→ **Exercise objective**: Can you extend the profile of recorder soloist Steve Rosenberg below, picking up after its last sentence?

→ **Text shown**:
········

Steve Rosenberg’s living room in Mount Pleasant boasts an impressive collection of early music instruments from around the world. Each one has its own story, and Rosenberg, a world-touring recorder soloist and the director of Piccolo Spoleto’s Early Music Series since its inception in 1986, talks about each with an infectious, childlike enthusiasm.
“This is what’s called a Saz,” he said, pointing to a light-wooded, glossy string instrument hanging on the wall. “I got that from Turkey. It’s used in a lot of Medieval music. I bought that instrument, and I bought this drum.” Rosenberg pointed to a small, ornately decorated hand drum. “I was in Istanbul when I bought that maybe 25 years ago.” He also plays lute and banjo.
On his living room table is an array of recorders, from simply designed maple wood recorders of the Renaissance period to the ornately designed, English boxwood recorders of the Baroque period. There’s also a small sopranino recorder, not more than six inches long, the Baroque equivalent of the modern-day piccolo.
Leading up to college, Rosenberg was unable to find a conservatory that taught early music, so he planned to go to Juilliard as an oboist instead. But he couldn’t escape the draw of the recorder and early music. He moved to France, where he could pursue early music as a formal course of study.
His studies developed into a career as a recorder soloist, and he toured throughout France and Africa, performing at the Comedie Francaise and for an historic film production of “Sleeping Beauty.”

········

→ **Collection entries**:
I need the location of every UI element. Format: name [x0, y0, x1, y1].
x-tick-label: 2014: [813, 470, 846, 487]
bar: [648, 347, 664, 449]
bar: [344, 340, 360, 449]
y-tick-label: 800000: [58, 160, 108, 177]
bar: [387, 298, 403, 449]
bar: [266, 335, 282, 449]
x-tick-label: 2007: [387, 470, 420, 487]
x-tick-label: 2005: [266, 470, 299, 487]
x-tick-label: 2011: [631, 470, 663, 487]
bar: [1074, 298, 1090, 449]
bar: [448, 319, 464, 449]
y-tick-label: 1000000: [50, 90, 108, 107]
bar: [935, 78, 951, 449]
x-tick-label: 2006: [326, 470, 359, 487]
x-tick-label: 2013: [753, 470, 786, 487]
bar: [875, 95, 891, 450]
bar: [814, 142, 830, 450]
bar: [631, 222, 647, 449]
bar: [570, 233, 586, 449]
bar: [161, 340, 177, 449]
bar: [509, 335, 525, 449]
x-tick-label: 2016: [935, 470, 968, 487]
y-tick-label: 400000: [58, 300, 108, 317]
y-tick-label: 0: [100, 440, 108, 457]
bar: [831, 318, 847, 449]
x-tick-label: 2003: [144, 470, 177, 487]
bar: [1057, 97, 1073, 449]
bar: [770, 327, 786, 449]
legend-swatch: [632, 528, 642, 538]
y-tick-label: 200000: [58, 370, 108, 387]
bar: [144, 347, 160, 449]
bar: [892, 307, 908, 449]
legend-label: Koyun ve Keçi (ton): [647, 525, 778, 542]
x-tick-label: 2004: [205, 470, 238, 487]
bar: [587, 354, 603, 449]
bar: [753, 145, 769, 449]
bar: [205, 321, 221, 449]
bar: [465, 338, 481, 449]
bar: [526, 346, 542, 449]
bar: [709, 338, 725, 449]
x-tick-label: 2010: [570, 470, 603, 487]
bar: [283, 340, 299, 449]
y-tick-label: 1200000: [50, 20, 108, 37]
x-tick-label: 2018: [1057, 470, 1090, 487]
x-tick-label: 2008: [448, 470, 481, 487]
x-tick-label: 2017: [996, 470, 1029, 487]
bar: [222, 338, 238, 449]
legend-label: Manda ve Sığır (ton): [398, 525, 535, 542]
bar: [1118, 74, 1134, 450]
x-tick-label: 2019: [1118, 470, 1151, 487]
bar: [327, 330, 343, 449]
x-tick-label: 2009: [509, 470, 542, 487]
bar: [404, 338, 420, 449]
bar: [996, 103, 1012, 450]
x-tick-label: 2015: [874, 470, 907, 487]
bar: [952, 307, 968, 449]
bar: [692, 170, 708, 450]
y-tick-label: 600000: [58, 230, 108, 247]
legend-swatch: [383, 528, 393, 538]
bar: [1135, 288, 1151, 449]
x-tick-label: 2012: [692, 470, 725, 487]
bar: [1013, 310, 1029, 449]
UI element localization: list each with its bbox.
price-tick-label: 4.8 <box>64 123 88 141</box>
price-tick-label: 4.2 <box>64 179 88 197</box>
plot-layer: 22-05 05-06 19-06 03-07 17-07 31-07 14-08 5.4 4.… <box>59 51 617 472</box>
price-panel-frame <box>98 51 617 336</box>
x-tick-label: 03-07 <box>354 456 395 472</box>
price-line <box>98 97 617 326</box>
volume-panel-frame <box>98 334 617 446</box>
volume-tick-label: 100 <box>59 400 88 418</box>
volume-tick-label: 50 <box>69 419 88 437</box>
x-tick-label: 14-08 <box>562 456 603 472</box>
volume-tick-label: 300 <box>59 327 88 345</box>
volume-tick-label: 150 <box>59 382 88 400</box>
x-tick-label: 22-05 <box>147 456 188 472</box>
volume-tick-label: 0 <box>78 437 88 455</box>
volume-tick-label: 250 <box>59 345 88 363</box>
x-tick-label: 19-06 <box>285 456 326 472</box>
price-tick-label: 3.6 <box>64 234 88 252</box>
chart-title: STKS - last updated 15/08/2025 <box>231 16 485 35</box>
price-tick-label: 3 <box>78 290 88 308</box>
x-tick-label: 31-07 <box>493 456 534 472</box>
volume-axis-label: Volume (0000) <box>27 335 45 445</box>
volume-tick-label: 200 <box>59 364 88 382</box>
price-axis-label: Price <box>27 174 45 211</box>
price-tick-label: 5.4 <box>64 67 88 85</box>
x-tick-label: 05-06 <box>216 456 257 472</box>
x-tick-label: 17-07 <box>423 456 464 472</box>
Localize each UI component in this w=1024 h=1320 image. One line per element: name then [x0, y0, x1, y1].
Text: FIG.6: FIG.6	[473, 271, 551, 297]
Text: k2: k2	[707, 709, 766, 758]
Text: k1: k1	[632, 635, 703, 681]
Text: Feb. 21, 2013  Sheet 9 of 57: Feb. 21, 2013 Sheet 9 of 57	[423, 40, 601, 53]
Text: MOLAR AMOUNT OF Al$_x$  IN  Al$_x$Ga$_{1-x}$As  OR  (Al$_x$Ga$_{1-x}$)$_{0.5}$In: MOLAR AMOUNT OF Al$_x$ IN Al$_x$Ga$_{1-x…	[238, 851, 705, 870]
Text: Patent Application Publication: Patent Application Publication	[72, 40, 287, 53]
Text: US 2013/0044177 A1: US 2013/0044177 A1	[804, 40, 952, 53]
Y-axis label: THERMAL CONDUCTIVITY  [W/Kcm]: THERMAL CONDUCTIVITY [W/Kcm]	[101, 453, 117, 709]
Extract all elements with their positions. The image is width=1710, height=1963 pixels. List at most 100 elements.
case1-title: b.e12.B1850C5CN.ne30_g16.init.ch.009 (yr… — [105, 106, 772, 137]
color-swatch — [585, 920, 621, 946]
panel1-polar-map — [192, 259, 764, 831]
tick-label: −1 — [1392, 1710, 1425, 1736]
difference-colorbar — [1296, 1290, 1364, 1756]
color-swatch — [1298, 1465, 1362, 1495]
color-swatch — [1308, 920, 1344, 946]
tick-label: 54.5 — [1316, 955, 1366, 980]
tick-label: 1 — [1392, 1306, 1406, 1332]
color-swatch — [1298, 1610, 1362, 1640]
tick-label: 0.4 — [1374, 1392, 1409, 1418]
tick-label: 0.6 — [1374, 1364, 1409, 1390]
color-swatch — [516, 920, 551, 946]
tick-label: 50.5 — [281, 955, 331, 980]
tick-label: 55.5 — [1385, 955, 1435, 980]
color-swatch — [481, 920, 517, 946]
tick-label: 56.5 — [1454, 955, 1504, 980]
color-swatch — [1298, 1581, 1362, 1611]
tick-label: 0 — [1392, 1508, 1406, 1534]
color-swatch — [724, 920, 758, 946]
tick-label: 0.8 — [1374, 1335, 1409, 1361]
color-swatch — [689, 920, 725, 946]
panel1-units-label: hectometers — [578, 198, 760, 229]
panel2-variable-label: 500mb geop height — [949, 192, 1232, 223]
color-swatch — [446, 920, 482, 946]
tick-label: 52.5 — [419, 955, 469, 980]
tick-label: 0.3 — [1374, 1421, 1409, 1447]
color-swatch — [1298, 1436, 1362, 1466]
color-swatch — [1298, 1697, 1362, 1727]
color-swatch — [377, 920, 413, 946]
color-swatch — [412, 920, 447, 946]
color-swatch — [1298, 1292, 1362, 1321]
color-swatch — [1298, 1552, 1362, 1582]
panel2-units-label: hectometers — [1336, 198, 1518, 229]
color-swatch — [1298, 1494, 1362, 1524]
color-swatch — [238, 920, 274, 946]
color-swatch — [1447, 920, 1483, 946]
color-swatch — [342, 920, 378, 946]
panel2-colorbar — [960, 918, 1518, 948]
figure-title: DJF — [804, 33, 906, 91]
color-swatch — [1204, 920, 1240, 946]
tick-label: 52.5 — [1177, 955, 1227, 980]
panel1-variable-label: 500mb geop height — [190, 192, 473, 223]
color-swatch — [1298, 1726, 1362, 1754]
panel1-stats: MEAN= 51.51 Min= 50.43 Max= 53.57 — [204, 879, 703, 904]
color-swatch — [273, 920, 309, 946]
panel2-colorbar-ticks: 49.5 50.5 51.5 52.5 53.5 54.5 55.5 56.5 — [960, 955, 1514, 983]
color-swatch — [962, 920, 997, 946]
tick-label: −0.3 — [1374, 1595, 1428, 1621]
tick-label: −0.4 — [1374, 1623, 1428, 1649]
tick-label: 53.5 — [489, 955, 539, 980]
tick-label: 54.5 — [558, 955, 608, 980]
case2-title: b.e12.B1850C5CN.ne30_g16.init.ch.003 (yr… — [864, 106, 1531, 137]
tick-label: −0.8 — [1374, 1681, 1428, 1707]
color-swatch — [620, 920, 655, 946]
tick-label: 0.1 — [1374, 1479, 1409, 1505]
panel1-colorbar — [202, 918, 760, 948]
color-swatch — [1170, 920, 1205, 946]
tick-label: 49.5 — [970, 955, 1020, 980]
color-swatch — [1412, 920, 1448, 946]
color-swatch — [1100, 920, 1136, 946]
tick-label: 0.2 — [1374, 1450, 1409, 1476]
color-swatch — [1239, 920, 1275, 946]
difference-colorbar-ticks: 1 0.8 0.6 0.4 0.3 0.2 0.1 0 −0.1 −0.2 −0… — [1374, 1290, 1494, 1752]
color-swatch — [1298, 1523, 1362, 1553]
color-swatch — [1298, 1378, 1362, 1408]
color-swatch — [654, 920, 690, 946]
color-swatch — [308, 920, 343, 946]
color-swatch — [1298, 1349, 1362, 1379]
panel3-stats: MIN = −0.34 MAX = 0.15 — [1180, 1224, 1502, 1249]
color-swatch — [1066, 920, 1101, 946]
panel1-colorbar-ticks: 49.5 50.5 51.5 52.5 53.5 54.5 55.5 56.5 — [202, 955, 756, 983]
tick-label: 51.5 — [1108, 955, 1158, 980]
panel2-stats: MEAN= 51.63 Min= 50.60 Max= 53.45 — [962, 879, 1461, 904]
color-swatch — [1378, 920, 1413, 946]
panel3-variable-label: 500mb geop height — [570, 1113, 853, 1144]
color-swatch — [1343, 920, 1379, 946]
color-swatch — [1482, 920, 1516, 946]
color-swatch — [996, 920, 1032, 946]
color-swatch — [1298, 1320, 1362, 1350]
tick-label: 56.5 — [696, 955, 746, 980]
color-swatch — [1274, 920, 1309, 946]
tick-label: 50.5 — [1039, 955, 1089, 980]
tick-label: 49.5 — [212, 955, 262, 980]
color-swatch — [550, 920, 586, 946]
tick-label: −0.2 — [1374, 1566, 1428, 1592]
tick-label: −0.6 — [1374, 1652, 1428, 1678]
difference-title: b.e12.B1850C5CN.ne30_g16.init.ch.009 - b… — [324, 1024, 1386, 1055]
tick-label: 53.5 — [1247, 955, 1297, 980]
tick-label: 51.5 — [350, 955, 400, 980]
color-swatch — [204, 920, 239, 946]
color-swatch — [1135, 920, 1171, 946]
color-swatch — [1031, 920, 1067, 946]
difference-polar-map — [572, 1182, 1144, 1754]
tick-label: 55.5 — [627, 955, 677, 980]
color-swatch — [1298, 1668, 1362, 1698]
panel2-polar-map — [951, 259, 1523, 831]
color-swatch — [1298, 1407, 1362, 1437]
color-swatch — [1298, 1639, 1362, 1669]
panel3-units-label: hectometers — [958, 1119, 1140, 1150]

········

→ **Response below**:
In theater productions of “Hamlet,” Rosenberg would mime playing the recorder onstage as a previously recorded CD of him playing sounded in the background.
“He had quite a career as a recorder player in the days when early music was getting off the ground,” said Scott Pauley, a theorbo player with the early music trio Chatham Baroque, a frequent Piccolo visitor. “He played not just recorder but all sorts of early winds. He really was one of the founders of the early music movement.”
Rosenberg’s passion for early music led to him performing at Piccolo Spoleto for its first season in 1978. He subsequently became director of the festival’s Early Music Series as well as a professor at the College of Charleston.
“I think, in a way, the Renaissance and these instruments — it’s sort of like a new music,” he said. “It’s a new music because it’s new repertory, new instruments, and it is, even though we’re going back in time, something new and different — revolutionary.”
Natalie Piontek is a Goldring Arts Journalist from Syracuse University.